### REQUIREMENTS
Every entry that follows should be reproduced exactly.
━━━━━ STORED ROWS ━━━━━
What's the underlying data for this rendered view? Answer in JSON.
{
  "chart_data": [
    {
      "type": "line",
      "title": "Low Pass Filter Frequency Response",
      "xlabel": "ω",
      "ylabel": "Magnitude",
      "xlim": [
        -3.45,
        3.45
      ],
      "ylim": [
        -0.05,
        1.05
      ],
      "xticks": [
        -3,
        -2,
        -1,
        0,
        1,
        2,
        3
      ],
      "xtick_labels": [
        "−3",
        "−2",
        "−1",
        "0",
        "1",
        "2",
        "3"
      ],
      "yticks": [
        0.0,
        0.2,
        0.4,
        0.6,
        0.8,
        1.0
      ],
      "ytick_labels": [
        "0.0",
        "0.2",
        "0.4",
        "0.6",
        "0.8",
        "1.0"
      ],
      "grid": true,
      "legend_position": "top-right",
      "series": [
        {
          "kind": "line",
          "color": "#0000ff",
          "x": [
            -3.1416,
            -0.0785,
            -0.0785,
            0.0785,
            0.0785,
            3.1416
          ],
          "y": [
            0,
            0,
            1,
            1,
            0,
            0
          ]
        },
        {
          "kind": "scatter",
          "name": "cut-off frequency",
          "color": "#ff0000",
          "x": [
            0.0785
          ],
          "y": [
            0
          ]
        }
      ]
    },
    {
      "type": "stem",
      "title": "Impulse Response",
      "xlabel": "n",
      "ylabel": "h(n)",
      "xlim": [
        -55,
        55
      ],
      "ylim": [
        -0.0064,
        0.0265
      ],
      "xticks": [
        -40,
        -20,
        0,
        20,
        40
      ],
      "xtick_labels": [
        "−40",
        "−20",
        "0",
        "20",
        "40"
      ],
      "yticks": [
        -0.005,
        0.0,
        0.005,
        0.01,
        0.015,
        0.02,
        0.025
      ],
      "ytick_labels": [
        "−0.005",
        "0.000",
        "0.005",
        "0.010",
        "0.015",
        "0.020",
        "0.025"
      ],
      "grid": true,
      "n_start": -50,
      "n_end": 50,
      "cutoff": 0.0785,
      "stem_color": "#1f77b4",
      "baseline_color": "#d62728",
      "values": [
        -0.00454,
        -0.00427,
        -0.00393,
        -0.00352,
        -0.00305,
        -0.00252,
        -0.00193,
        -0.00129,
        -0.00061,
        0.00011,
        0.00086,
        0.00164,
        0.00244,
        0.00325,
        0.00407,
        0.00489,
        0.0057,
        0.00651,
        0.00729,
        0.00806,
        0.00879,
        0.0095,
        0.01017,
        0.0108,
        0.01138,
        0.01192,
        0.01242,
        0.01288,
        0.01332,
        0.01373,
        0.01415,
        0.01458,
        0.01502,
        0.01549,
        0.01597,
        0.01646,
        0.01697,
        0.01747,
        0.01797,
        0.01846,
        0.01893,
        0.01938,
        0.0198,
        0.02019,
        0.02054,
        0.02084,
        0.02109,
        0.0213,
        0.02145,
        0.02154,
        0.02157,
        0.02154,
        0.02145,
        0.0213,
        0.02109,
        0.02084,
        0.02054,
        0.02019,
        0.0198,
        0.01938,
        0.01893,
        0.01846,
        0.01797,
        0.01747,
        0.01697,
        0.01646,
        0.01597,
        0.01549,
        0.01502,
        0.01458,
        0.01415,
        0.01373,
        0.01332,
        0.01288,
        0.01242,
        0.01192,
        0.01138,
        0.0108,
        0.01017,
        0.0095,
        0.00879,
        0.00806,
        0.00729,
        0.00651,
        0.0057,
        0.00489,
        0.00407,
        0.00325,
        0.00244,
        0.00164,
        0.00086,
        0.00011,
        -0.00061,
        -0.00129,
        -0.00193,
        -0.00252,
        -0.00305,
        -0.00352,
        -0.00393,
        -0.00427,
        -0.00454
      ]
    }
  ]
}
━━━━━
### SOLUTION
What's the underlying data for this rendered view? Answer in JSON.
{
  "chart_data": [
    {
      "type": "line",
      "title": "Low Pass Filter Frequency Response",
      "xlabel": "ω",
      "ylabel": "Magnitude",
      "xlim": [
        -3.45,
        3.45
      ],
      "ylim": [
        -0.05,
        1.05
      ],
      "xticks": [
        -3,
        -2,
        -1,
        0,
        1,
        2,
        3
      ],
      "xtick_labels": [
        "−3",
        "−2",
        "−1",
        "0",
        "1",
        "2",
        "3"
      ],
      "yticks": [
        0.0,
        0.2,
        0.4,
        0.6,
        0.8,
        1.0
      ],
      "ytick_labels": [
        "0.0",
        "0.2",
        "0.4",
        "0.6",
        "0.8",
        "1.0"
      ],
      "grid": true,
      "legend_position": "top-right",
      "series": [
        {
          "kind": "line",
          "color": "#0000ff",
          "x": [
            -3.1416,
            -0.0785,
            -0.0785,
            0.0785,
            0.0785,
            3.1416
          ],
          "y": [
            0,
            0,
            1,
            1,
            0,
            0
          ]
        },
        {
          "kind": "scatter",
          "name": "cut-off frequency",
          "color": "#ff0000",
          "x": [
            0.0785
          ],
          "y": [
            0
          ]
        }
      ]
    },
    {
      "type": "stem",
      "title": "Impulse Response",
      "xlabel": "n",
      "ylabel": "h(n)",
      "xlim": [
        -55,
        55
      ],
      "ylim": [
        -0.0064,
        0.0265
      ],
      "xticks": [
        -40,
        -20,
        0,
        20,
        40
      ],
      "xtick_labels": [
        "−40",
        "−20",
        "0",
        "20",
        "40"
      ],
      "yticks": [
        -0.005,
        0.0,
        0.005,
        0.01,
        0.015,
        0.02,
        0.025
      ],
      "ytick_labels": [
        "−0.005",
        "0.000",
        "0.005",
        "0.010",
        "0.015",
        "0.020",
        "0.025"
      ],
      "grid": true,
      "n_start": -50,
      "n_end": 50,
      "cutoff": 0.0785,
      "stem_color": "#1f77b4",
      "baseline_color": "#d62728",
      "values": [
        -0.00454,
        -0.00427,
        -0.00393,
        -0.00352,
        -0.00305,
        -0.00252,
        -0.00193,
        -0.00129,
        -0.00061,
        0.00011,
        0.00086,
        0.00164,
        0.00244,
        0.00325,
        0.00407,
        0.00489,
        0.0057,
        0.00651,
        0.00729,
        0.00806,
        0.00879,
        0.0095,
        0.01017,
        0.0108,
        0.01138,
        0.01192,
        0.01242,
        0.01288,
        0.01332,
        0.01373,
        0.01415,
        0.01458,
        0.01502,
        0.01549,
        0.01597,
        0.01646,
        0.01697,
        0.01747,
        0.01797,
        0.01846,
        0.01893,
        0.01938,
        0.0198,
        0.02019,
        0.02054,
        0.02084,
        0.02109,
        0.0213,
        0.02145,
        0.02154,
        0.02157,
        0.02154,
        0.02145,
        0.0213,
        0.02109,
        0.02084,
        0.02054,
        0.02019,
        0.0198,
        0.01938,
        0.01893,
        0.01846,
        0.01797,
        0.01747,
        0.01697,
        0.01646,
        0.01597,
        0.01549,
        0.01502,
        0.01458,
        0.01415,
        0.01373,
        0.01332,
        0.01288,
        0.01242,
        0.01192,
        0.01138,
        0.0108,
        0.01017,
        0.0095,
        0.00879,
        0.00806,
        0.00729,
        0.00651,
        0.0057,
        0.00489,
        0.00407,
        0.00325,
        0.00244,
        0.00164,
        0.00086,
        0.00011,
        -0.00061,
        -0.00129,
        -0.00193,
        -0.00252,
        -0.00305,
        -0.00352,
        -0.00393,
        -0.00427,
        -0.00454
      ]
    }
  ]
}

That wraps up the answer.